* start *

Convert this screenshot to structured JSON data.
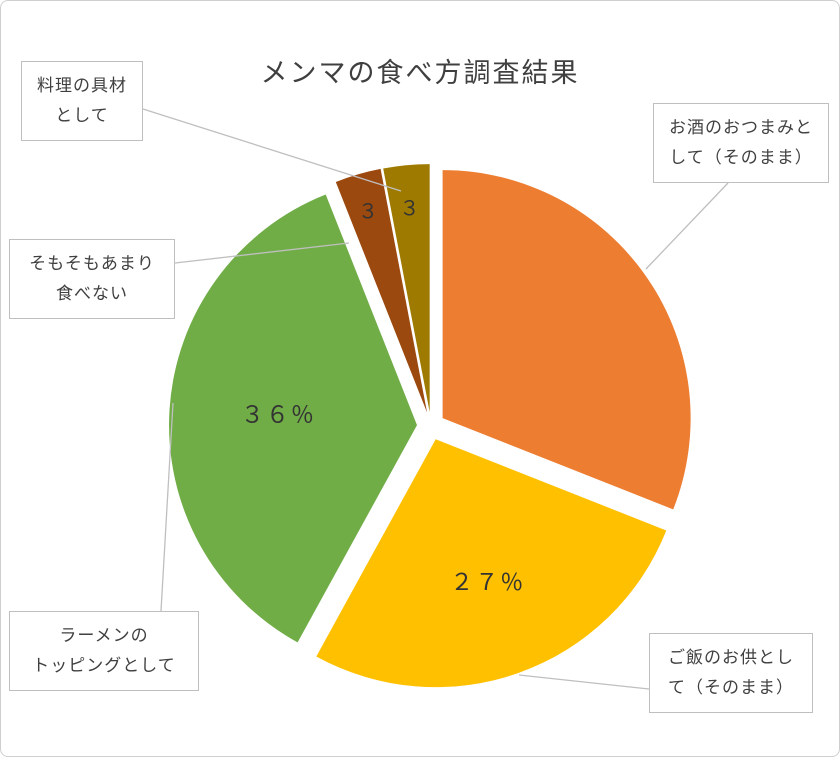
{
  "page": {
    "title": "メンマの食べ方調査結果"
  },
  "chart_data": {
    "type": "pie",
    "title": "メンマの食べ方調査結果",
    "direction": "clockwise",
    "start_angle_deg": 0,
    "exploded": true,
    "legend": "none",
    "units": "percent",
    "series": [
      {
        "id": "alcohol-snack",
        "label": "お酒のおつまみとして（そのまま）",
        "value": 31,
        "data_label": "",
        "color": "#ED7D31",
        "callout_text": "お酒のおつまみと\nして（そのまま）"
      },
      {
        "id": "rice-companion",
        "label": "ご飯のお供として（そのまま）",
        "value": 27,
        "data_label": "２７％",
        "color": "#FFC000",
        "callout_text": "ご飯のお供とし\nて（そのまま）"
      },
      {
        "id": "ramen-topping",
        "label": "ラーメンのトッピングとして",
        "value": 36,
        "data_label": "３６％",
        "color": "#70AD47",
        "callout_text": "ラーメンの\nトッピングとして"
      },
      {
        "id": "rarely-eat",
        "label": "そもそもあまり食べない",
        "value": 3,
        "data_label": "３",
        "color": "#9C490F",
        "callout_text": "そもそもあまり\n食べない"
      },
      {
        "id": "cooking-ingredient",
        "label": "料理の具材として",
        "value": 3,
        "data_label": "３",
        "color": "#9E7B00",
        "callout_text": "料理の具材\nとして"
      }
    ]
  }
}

* end *

→ **EXERCISE DETAILS**
Identify the lines of the data that contain the word "メンマの食べ方調査結果". Copy each of them.

→ **EXERCISE RESPONSE**
    "title": "メンマの食べ方調査結果"
    "title": "メンマの食べ方調査結果",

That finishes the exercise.